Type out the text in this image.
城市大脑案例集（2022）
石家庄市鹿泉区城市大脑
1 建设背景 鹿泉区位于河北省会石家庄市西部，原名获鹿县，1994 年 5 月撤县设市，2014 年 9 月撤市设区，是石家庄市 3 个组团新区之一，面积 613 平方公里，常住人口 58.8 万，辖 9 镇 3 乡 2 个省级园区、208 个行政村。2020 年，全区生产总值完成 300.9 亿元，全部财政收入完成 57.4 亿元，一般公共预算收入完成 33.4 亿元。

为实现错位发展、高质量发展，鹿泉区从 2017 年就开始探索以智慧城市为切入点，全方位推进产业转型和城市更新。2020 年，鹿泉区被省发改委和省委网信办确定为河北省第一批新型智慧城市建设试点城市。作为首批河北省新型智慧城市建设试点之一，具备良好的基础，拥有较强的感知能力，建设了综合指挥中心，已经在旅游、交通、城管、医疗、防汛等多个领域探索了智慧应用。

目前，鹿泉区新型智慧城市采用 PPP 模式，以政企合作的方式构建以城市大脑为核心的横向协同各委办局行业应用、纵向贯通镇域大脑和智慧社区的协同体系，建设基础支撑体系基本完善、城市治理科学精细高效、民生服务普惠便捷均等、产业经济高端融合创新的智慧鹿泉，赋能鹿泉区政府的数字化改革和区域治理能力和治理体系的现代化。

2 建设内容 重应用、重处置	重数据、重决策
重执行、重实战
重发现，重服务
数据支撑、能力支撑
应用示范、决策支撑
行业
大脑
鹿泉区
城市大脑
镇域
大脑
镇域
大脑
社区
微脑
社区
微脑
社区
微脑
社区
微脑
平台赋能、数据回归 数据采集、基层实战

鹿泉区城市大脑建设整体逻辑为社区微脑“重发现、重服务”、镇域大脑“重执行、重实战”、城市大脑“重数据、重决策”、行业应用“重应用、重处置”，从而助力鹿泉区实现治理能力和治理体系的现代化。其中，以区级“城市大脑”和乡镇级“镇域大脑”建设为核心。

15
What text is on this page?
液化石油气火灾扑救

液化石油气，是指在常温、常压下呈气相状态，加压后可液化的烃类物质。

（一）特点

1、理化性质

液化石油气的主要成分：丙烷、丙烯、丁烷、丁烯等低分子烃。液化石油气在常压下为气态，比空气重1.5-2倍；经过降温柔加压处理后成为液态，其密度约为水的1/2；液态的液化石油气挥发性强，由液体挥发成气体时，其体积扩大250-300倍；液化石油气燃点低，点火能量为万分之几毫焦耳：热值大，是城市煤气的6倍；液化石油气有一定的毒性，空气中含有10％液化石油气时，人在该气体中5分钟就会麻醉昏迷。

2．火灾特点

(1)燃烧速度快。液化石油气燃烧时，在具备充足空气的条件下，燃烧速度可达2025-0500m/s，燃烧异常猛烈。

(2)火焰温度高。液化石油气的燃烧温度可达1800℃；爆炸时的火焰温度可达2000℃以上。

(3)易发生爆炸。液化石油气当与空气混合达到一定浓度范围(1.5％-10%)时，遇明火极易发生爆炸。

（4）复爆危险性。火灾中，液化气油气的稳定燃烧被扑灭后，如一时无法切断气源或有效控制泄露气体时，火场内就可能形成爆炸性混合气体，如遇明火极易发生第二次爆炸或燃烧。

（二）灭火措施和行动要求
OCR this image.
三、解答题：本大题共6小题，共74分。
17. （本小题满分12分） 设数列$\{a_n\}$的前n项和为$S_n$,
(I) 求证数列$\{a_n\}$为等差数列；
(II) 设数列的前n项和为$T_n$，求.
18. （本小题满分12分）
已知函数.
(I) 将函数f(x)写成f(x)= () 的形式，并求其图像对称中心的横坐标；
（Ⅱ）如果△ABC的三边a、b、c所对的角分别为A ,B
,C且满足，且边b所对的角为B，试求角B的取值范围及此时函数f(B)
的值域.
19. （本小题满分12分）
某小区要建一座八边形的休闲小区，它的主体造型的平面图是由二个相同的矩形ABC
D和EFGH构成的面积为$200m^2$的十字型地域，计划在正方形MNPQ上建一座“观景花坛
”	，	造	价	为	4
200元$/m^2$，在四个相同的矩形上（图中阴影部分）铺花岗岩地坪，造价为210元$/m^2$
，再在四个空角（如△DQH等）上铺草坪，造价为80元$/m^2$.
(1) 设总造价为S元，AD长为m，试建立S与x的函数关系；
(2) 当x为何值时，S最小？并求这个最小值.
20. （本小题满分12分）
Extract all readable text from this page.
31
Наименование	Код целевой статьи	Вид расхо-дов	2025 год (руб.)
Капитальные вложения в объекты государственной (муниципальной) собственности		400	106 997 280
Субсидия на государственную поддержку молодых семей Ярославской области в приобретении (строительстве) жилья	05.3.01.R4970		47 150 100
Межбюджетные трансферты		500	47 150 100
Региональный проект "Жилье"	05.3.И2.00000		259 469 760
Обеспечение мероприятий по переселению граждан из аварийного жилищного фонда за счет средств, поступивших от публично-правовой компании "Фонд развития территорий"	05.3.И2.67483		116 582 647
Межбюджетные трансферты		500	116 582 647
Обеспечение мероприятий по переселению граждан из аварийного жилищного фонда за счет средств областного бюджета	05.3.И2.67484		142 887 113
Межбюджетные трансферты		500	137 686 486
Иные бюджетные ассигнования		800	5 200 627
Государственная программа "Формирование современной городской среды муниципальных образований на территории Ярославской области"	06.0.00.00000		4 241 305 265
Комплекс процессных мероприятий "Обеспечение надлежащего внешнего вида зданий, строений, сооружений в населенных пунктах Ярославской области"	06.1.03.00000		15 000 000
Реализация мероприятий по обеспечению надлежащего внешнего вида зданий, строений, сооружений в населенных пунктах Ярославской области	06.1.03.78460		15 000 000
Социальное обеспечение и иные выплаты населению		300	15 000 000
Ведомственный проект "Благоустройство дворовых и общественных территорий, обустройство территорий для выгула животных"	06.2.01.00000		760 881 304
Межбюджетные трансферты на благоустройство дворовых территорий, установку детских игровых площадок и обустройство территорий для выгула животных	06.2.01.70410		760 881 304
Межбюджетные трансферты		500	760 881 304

......

--- BRIEF ---
Pull out the lines above in which the word "пунктах" appears.

--- THE OUTPUT ---
Комплекс процессных мероприятий "Обеспечение надлежащего внешнего вида зданий, строений, сооружений в населенных пунктах Ярославской области"	06.1.03.00000		15 000 000
Реализация мероприятий по обеспечению надлежащего внешнего вида зданий, строений, сооружений в населенных пунктах Ярославской области	06.1.03.78460		15 000 000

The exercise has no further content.